EXERCISE DIRECTIONS |
Quote each line of the material verbatim, without the pictures.

Collected data:

──────

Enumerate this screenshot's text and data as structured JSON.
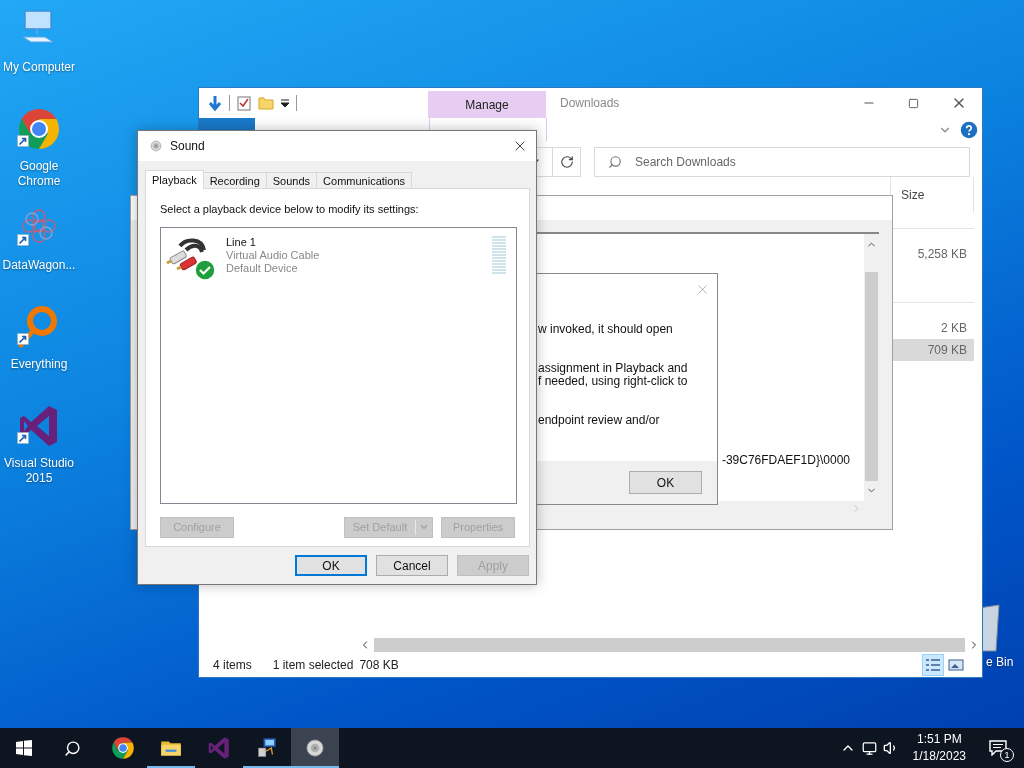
{
  "desktop": {
    "icons": [
      {
        "label": "My Computer",
        "kind": "computer",
        "shortcut": false
      },
      {
        "label": "Google Chrome",
        "kind": "chrome",
        "shortcut": true
      },
      {
        "label": "DataWagon...",
        "kind": "datawagon",
        "shortcut": true
      },
      {
        "label": "Everything",
        "kind": "everything",
        "shortcut": true
      },
      {
        "label": "Visual Studio 2015",
        "kind": "vs",
        "shortcut": true
      }
    ],
    "partial_icon": {
      "label": "e Bin",
      "kind": "recycle"
    }
  },
  "explorer": {
    "context_group": "Manage",
    "title": "Downloads",
    "ribbon_tabs": [
      {
        "kind": "file"
      },
      {
        "kind": "context"
      }
    ],
    "search": {
      "placeholder": "Search Downloads"
    },
    "columns": [
      {
        "label": "Size"
      }
    ],
    "groups": [
      {
        "rows": [
          {
            "size": "5,258 KB",
            "selected": false
          }
        ]
      },
      {
        "rows": [
          {
            "size": "2 KB",
            "selected": false
          },
          {
            "size": "709 KB",
            "selected": true
          }
        ]
      }
    ],
    "status": {
      "count": "4 items",
      "selection": "1 item selected",
      "selection_size": "708 KB"
    },
    "view_buttons": [
      {
        "kind": "details",
        "selected": true
      },
      {
        "kind": "thumbnails",
        "selected": false
      }
    ]
  },
  "background_window": {
    "text": "-39C76FDAEF1D}\\0000"
  },
  "message_box": {
    "paragraphs": [
      {
        "lines": [
          "w invoked, it should open"
        ]
      },
      {
        "lines": [
          "assignment in Playback and",
          "f needed, using right-click to"
        ]
      },
      {
        "lines": [
          "endpoint review and/or"
        ]
      }
    ],
    "button": "OK"
  },
  "sound_dialog": {
    "title": "Sound",
    "tabs": [
      {
        "label": "Playback",
        "selected": true
      },
      {
        "label": "Recording",
        "selected": false
      },
      {
        "label": "Sounds",
        "selected": false
      },
      {
        "label": "Communications",
        "selected": false
      }
    ],
    "instruction": "Select a playback device below to modify its settings:",
    "devices": [
      {
        "name": "Line 1",
        "driver": "Virtual Audio Cable",
        "status": "Default Device",
        "default": true,
        "selected": false
      }
    ],
    "device_buttons": [
      {
        "label": "Configure",
        "kind": "plain",
        "disabled": true
      },
      {
        "label": "Set Default",
        "kind": "split",
        "disabled": true
      },
      {
        "label": "Properties",
        "kind": "plain",
        "disabled": true
      }
    ],
    "footer_buttons": [
      {
        "label": "OK",
        "default": true,
        "disabled": false
      },
      {
        "label": "Cancel",
        "default": false,
        "disabled": false
      },
      {
        "label": "Apply",
        "default": false,
        "disabled": true
      }
    ]
  },
  "taskbar": {
    "apps": [
      {
        "kind": "chrome",
        "running": false,
        "active": false
      },
      {
        "kind": "folder",
        "running": true,
        "active": false
      },
      {
        "kind": "vs",
        "running": false,
        "active": false
      },
      {
        "kind": "netapp",
        "running": true,
        "active": false
      },
      {
        "kind": "sound",
        "running": true,
        "active": true
      }
    ],
    "time": "1:51 PM",
    "date": "1/18/2023",
    "notifications": "1"
  }
}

──────

FULL ANSWER |
Enumerate this screenshot's text and data as structured JSON.
{
  "desktop": {
    "icons": [
      {
        "label": "My Computer",
        "kind": "computer",
        "shortcut": false
      },
      {
        "label": "Google Chrome",
        "kind": "chrome",
        "shortcut": true
      },
      {
        "label": "DataWagon...",
        "kind": "datawagon",
        "shortcut": true
      },
      {
        "label": "Everything",
        "kind": "everything",
        "shortcut": true
      },
      {
        "label": "Visual Studio 2015",
        "kind": "vs",
        "shortcut": true
      }
    ],
    "partial_icon": {
      "label": "e Bin",
      "kind": "recycle"
    }
  },
  "explorer": {
    "context_group": "Manage",
    "title": "Downloads",
    "ribbon_tabs": [
      {
        "kind": "file"
      },
      {
        "kind": "context"
      }
    ],
    "search": {
      "placeholder": "Search Downloads"
    },
    "columns": [
      {
        "label": "Size"
      }
    ],
    "groups": [
      {
        "rows": [
          {
            "size": "5,258 KB",
            "selected": false
          }
        ]
      },
      {
        "rows": [
          {
            "size": "2 KB",
            "selected": false
          },
          {
            "size": "709 KB",
            "selected": true
          }
        ]
      }
    ],
    "status": {
      "count": "4 items",
      "selection": "1 item selected",
      "selection_size": "708 KB"
    },
    "view_buttons": [
      {
        "kind": "details",
        "selected": true
      },
      {
        "kind": "thumbnails",
        "selected": false
      }
    ]
  },
  "background_window": {
    "text": "-39C76FDAEF1D}\\0000"
  },
  "message_box": {
    "paragraphs": [
      {
        "lines": [
          "w invoked, it should open"
        ]
      },
      {
        "lines": [
          "assignment in Playback and",
          "f needed, using right-click to"
        ]
      },
      {
        "lines": [
          "endpoint review and/or"
        ]
      }
    ],
    "button": "OK"
  },
  "sound_dialog": {
    "title": "Sound",
    "tabs": [
      {
        "label": "Playback",
        "selected": true
      },
      {
        "label": "Recording",
        "selected": false
      },
      {
        "label": "Sounds",
        "selected": false
      },
      {
        "label": "Communications",
        "selected": false
      }
    ],
    "instruction": "Select a playback device below to modify its settings:",
    "devices": [
      {
        "name": "Line 1",
        "driver": "Virtual Audio Cable",
        "status": "Default Device",
        "default": true,
        "selected": false
      }
    ],
    "device_buttons": [
      {
        "label": "Configure",
        "kind": "plain",
        "disabled": true
      },
      {
        "label": "Set Default",
        "kind": "split",
        "disabled": true
      },
      {
        "label": "Properties",
        "kind": "plain",
        "disabled": true
      }
    ],
    "footer_buttons": [
      {
        "label": "OK",
        "default": true,
        "disabled": false
      },
      {
        "label": "Cancel",
        "default": false,
        "disabled": false
      },
      {
        "label": "Apply",
        "default": false,
        "disabled": true
      }
    ]
  },
  "taskbar": {
    "apps": [
      {
        "kind": "chrome",
        "running": false,
        "active": false
      },
      {
        "kind": "folder",
        "running": true,
        "active": false
      },
      {
        "kind": "vs",
        "running": false,
        "active": false
      },
      {
        "kind": "netapp",
        "running": true,
        "active": false
      },
      {
        "kind": "sound",
        "running": true,
        "active": true
      }
    ],
    "time": "1:51 PM",
    "date": "1/18/2023",
    "notifications": "1"
  }
}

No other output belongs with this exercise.